* _Short exercise_
Could you give the data below again, exactly and completely?

Records contained in a dataset:
──────────

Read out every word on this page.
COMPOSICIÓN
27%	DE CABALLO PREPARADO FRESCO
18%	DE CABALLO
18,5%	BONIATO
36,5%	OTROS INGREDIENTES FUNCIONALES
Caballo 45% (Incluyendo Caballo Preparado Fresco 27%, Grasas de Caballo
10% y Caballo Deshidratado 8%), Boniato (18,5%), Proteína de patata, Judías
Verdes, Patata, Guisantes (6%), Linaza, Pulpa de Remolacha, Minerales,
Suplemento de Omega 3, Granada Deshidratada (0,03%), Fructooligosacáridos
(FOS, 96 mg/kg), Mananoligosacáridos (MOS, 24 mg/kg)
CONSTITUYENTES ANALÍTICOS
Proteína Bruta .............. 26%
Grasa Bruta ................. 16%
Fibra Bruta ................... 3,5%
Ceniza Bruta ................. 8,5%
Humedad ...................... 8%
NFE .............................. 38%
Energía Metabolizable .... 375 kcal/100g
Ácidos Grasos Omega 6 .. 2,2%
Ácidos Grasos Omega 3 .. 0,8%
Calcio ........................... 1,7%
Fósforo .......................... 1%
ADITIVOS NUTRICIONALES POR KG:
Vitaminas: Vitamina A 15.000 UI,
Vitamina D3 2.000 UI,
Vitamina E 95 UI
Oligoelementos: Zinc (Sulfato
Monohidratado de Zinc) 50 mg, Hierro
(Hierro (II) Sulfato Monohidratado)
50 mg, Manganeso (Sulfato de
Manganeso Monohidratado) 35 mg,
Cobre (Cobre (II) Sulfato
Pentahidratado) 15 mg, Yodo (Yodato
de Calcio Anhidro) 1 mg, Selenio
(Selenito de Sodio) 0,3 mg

──────────

* _Solution to this task_
Read out every word on this page.
COMPOSICIÓN
27%	DE CABALLO PREPARADO FRESCO
18%	DE CABALLO
18,5%	BONIATO
36,5%	OTROS INGREDIENTES FUNCIONALES
Caballo 45% (Incluyendo Caballo Preparado Fresco 27%, Grasas de Caballo
10% y Caballo Deshidratado 8%), Boniato (18,5%), Proteína de patata, Judías
Verdes, Patata, Guisantes (6%), Linaza, Pulpa de Remolacha, Minerales,
Suplemento de Omega 3, Granada Deshidratada (0,03%), Fructooligosacáridos
(FOS, 96 mg/kg), Mananoligosacáridos (MOS, 24 mg/kg)
CONSTITUYENTES ANALÍTICOS
Proteína Bruta .............. 26%
Grasa Bruta ................. 16%
Fibra Bruta ................... 3,5%
Ceniza Bruta ................. 8,5%
Humedad ...................... 8%
NFE .............................. 38%
Energía Metabolizable .... 375 kcal/100g
Ácidos Grasos Omega 6 .. 2,2%
Ácidos Grasos Omega 3 .. 0,8%
Calcio ........................... 1,7%
Fósforo .......................... 1%
ADITIVOS NUTRICIONALES POR KG:
Vitaminas: Vitamina A 15.000 UI,
Vitamina D3 2.000 UI,
Vitamina E 95 UI
Oligoelementos: Zinc (Sulfato
Monohidratado de Zinc) 50 mg, Hierro
(Hierro (II) Sulfato Monohidratado)
50 mg, Manganeso (Sulfato de
Manganeso Monohidratado) 35 mg,
Cobre (Cobre (II) Sulfato
Pentahidratado) 15 mg, Yodo (Yodato
de Calcio Anhidro) 1 mg, Selenio
(Selenito de Sodio) 0,3 mg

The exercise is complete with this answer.